→ **Exercise inputs**:
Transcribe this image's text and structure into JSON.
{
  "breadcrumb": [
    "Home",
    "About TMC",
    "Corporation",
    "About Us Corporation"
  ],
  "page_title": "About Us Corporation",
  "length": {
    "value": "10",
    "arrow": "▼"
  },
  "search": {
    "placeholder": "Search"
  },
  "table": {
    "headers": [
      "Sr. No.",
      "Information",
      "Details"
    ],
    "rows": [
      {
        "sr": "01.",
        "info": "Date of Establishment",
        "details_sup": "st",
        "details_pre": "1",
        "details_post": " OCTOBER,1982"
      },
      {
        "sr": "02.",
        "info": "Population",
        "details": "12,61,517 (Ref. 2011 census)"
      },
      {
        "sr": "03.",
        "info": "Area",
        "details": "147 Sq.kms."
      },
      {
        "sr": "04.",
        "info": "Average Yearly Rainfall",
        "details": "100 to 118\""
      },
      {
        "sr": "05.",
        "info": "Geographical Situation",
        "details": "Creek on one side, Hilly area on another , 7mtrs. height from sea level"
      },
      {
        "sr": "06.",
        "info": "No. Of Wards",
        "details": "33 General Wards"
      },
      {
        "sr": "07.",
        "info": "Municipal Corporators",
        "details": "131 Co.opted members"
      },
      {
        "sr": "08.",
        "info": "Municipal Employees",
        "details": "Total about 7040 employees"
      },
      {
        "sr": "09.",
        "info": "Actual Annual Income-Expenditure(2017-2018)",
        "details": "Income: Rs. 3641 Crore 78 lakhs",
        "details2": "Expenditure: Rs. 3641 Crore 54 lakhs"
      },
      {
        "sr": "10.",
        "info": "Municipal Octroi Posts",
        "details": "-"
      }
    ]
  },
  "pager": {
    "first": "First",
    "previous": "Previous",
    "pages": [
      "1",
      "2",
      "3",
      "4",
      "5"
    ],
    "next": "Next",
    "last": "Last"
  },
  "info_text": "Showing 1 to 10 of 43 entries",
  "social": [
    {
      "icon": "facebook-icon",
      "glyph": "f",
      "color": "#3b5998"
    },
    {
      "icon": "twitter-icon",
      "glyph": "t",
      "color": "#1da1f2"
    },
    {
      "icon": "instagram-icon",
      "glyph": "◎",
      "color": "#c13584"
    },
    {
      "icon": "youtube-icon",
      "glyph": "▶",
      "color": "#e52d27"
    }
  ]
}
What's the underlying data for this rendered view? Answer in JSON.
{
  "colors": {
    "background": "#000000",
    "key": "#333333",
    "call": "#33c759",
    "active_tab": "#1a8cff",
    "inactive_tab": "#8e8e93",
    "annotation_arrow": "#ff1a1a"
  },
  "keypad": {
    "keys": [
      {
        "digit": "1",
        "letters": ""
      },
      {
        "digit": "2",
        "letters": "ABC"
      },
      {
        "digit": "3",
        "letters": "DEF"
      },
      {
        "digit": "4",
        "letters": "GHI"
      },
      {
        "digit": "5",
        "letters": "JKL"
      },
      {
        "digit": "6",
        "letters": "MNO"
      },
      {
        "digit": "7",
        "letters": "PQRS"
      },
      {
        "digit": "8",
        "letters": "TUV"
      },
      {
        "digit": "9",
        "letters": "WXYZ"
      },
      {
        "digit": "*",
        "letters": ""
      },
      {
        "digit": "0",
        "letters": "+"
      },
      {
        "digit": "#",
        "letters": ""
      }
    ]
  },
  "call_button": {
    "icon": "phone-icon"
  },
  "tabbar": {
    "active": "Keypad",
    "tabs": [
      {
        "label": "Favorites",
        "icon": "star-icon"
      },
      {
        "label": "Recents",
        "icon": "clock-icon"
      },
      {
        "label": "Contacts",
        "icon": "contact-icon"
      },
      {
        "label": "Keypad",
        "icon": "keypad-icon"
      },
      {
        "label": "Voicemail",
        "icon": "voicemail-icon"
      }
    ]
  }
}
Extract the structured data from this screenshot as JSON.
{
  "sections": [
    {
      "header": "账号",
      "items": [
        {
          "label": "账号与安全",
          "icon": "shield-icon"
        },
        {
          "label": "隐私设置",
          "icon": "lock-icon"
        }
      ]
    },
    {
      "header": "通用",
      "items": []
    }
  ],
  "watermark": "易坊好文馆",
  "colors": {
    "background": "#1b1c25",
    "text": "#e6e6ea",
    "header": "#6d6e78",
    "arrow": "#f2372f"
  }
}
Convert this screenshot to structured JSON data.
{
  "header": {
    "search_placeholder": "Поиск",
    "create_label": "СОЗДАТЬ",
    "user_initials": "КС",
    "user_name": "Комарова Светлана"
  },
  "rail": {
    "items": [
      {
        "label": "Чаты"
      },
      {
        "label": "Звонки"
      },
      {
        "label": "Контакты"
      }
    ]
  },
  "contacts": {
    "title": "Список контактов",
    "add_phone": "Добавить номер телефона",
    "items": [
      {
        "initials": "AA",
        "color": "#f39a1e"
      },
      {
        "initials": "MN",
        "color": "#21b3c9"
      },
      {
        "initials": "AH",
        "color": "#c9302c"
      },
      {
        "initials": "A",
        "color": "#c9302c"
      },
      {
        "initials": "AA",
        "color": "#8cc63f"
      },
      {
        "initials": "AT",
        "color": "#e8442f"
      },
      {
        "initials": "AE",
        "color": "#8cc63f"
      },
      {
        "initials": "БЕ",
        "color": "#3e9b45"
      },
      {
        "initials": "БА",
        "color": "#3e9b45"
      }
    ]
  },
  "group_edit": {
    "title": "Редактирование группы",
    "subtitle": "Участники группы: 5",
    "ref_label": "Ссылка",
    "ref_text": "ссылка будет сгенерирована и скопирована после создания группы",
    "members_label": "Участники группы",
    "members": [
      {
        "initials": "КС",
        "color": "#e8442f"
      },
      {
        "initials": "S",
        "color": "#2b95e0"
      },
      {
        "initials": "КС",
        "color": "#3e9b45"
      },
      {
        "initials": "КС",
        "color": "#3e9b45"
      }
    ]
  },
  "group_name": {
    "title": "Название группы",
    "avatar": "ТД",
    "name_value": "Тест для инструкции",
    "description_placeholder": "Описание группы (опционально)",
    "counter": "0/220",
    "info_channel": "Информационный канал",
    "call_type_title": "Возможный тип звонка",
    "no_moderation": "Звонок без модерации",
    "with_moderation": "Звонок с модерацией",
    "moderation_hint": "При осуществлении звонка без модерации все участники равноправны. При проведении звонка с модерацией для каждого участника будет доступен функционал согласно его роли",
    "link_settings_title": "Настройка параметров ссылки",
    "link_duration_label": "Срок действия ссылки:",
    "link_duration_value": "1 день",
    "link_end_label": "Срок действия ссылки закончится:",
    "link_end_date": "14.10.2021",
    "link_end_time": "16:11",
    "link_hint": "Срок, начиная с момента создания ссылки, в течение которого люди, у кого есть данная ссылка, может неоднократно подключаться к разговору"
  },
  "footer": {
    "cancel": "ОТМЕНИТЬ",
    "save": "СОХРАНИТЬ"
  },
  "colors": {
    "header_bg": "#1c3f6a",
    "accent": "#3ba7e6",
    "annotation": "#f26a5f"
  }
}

→ **What the task asks**: Go through the preceding material and copy each line that has the word "data".

→ **Output**:
What's the underlying data for this rendered view? Answer in JSON.
Extract the structured data from this screenshot as JSON.
Convert this screenshot to structured JSON data.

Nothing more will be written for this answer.